Gather up every line that includes the string "durch".

* BEGIN Data supplied *

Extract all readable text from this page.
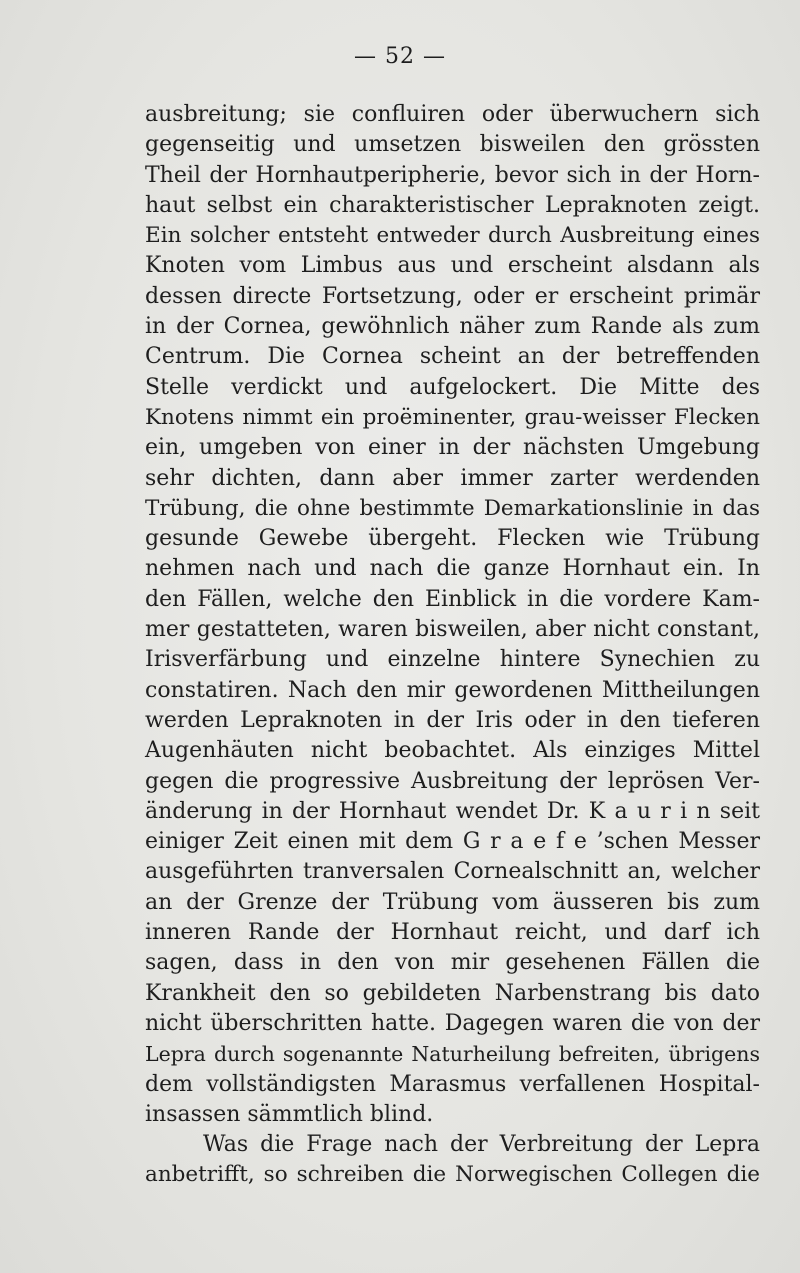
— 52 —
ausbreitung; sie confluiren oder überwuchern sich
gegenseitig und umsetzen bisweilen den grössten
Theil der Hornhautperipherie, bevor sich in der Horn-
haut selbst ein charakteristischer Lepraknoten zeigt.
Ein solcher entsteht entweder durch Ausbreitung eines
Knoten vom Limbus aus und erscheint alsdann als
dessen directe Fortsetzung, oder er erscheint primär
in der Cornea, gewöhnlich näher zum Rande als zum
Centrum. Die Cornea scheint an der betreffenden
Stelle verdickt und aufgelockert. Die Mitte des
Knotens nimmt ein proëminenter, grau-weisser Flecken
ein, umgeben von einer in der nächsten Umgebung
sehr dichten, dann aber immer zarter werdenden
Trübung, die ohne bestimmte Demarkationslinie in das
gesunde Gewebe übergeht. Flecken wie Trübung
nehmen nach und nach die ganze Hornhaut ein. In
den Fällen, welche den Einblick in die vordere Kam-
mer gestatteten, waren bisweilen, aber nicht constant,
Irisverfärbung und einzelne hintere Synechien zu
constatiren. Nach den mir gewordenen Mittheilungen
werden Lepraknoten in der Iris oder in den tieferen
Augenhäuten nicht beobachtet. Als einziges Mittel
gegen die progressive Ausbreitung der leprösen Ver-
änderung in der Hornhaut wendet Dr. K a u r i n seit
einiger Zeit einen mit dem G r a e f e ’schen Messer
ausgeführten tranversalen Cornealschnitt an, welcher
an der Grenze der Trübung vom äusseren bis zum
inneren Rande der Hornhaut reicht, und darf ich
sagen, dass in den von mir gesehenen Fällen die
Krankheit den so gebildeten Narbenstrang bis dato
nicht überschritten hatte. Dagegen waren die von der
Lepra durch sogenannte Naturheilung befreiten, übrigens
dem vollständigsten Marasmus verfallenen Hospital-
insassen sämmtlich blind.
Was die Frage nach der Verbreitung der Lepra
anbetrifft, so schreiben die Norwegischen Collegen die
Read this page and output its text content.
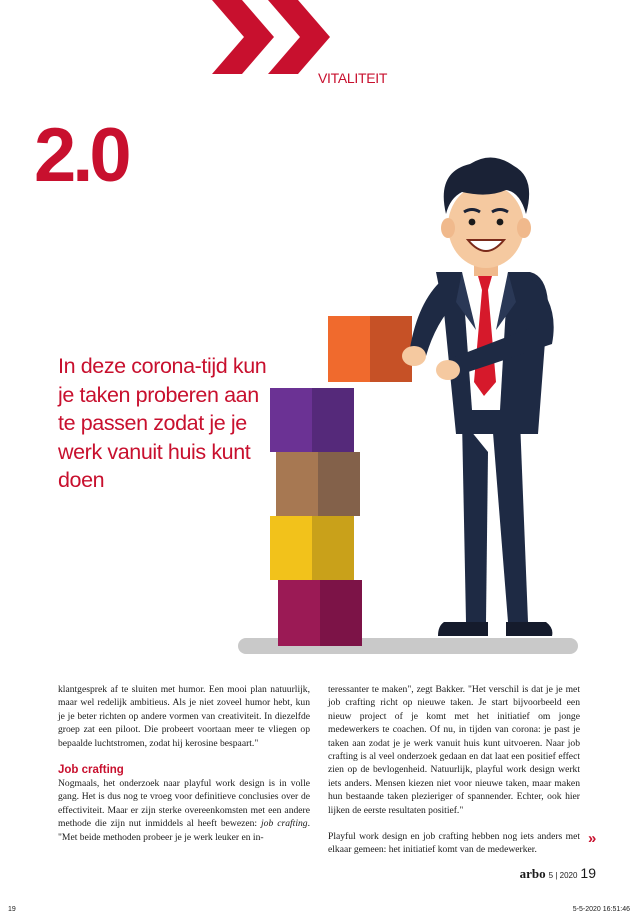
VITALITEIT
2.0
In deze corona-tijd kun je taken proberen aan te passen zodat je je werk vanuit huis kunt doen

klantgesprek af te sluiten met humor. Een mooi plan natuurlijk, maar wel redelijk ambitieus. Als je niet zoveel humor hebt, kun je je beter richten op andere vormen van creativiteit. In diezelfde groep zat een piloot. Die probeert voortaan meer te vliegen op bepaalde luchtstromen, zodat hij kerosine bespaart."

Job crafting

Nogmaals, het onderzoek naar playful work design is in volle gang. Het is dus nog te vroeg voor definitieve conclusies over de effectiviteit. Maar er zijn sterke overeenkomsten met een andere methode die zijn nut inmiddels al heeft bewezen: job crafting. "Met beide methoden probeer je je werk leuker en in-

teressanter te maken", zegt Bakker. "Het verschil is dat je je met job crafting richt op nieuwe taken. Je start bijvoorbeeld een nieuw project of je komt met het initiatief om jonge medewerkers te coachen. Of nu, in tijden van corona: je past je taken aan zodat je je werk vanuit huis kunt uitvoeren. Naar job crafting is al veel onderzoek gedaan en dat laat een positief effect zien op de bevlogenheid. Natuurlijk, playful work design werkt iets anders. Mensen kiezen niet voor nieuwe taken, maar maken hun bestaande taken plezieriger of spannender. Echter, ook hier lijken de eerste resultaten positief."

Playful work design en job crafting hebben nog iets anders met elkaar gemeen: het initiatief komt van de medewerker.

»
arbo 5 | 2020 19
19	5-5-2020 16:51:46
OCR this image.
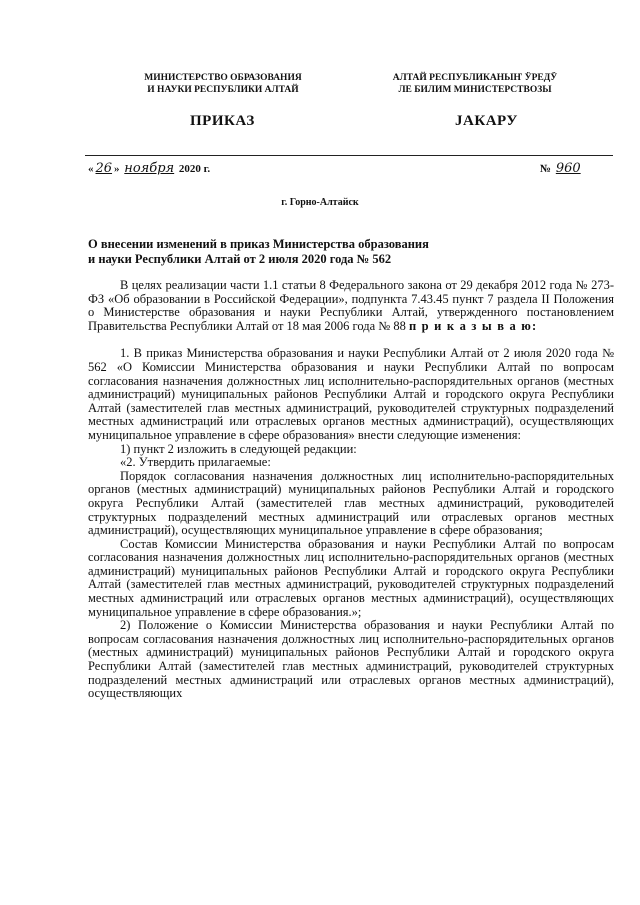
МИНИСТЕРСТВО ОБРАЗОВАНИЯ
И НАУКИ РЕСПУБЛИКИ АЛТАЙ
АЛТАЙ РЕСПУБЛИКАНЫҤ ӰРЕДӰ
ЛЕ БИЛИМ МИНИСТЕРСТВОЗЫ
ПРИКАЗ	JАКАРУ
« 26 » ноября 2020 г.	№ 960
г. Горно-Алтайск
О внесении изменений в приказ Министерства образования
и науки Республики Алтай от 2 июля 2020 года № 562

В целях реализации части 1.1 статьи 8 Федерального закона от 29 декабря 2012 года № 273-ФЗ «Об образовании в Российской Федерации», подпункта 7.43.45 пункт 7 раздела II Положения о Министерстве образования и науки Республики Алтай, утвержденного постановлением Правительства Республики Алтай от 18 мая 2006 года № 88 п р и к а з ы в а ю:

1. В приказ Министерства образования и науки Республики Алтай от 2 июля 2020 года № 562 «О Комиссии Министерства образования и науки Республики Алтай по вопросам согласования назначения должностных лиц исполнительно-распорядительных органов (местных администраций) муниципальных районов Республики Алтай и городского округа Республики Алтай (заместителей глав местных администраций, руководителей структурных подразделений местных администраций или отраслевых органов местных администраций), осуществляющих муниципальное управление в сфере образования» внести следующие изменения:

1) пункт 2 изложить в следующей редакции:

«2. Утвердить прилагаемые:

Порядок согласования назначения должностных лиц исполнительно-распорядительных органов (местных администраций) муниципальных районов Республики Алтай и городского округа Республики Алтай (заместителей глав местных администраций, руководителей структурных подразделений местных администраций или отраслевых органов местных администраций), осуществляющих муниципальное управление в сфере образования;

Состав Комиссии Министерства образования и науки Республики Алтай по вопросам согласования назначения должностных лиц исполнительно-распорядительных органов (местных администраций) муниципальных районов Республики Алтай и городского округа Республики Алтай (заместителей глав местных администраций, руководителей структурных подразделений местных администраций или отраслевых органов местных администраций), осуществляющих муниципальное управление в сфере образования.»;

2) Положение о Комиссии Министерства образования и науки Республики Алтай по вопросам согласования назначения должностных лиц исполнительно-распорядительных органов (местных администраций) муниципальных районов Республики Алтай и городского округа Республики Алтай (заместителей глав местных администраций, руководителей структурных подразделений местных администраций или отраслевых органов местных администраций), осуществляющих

* END Data supplied *
* BEGIN Data supplied *

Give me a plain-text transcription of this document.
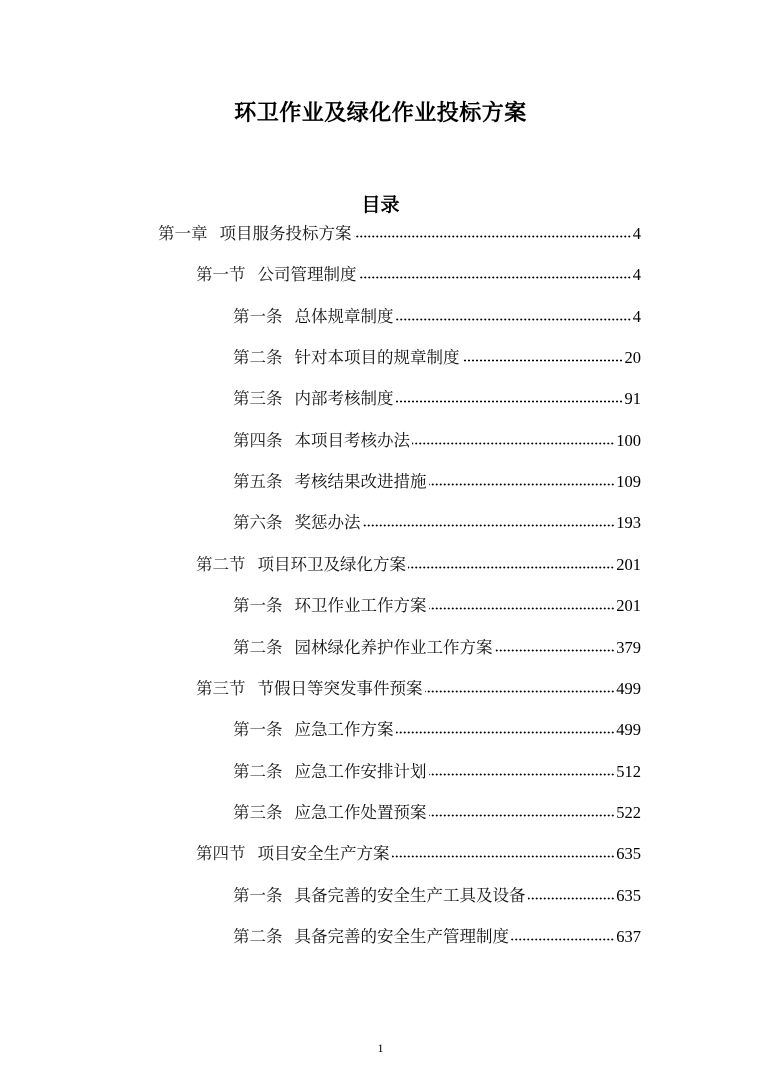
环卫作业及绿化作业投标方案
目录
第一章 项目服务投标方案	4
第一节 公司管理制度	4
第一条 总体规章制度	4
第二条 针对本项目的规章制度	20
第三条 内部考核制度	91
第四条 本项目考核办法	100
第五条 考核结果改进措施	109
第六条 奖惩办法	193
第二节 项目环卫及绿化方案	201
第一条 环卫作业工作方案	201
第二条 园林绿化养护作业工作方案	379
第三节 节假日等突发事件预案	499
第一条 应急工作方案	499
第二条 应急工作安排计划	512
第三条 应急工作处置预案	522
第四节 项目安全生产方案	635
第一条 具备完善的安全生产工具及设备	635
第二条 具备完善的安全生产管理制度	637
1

* END Data supplied *
* BEGIN Data supplied *

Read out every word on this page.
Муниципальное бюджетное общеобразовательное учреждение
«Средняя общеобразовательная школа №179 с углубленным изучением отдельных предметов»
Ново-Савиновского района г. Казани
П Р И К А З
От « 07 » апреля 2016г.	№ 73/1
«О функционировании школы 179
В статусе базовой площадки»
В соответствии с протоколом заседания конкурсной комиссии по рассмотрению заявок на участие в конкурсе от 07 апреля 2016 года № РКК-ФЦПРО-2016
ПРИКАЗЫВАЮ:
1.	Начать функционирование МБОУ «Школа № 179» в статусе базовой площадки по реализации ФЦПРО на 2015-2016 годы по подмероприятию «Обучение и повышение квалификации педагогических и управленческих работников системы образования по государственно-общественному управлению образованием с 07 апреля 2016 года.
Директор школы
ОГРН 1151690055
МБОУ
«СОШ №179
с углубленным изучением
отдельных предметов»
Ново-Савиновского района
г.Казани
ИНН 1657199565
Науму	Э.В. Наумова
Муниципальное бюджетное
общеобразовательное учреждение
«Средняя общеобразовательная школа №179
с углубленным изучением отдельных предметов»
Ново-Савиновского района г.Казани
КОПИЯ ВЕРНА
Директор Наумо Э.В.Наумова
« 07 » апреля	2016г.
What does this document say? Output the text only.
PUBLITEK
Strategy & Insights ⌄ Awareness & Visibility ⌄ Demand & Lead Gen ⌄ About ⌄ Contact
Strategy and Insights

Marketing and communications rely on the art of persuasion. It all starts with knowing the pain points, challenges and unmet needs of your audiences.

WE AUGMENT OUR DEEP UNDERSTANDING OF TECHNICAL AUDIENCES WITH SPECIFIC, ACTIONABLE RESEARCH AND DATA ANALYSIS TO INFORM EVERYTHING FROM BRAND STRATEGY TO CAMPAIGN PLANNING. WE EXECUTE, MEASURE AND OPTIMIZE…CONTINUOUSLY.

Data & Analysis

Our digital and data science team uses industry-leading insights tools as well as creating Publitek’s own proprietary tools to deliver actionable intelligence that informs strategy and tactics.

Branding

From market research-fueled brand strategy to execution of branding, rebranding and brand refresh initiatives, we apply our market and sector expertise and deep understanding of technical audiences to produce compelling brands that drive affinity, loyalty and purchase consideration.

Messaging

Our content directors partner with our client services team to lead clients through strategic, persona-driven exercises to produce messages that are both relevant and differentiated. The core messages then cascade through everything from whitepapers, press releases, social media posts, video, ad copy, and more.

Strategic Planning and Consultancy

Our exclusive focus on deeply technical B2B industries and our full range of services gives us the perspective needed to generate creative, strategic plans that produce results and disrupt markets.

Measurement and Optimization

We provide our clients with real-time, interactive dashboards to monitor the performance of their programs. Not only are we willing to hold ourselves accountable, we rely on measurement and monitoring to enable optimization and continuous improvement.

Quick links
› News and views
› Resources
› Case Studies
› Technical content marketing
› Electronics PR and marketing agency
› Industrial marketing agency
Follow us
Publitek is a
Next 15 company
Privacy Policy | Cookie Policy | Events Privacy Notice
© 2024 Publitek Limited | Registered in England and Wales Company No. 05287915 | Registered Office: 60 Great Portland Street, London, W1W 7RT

* END Data supplied *

[The result]:
Ein solcher entsteht entweder durch Ausbreitung eines
Lepra durch sogenannte Naturheilung befreiten, übrigens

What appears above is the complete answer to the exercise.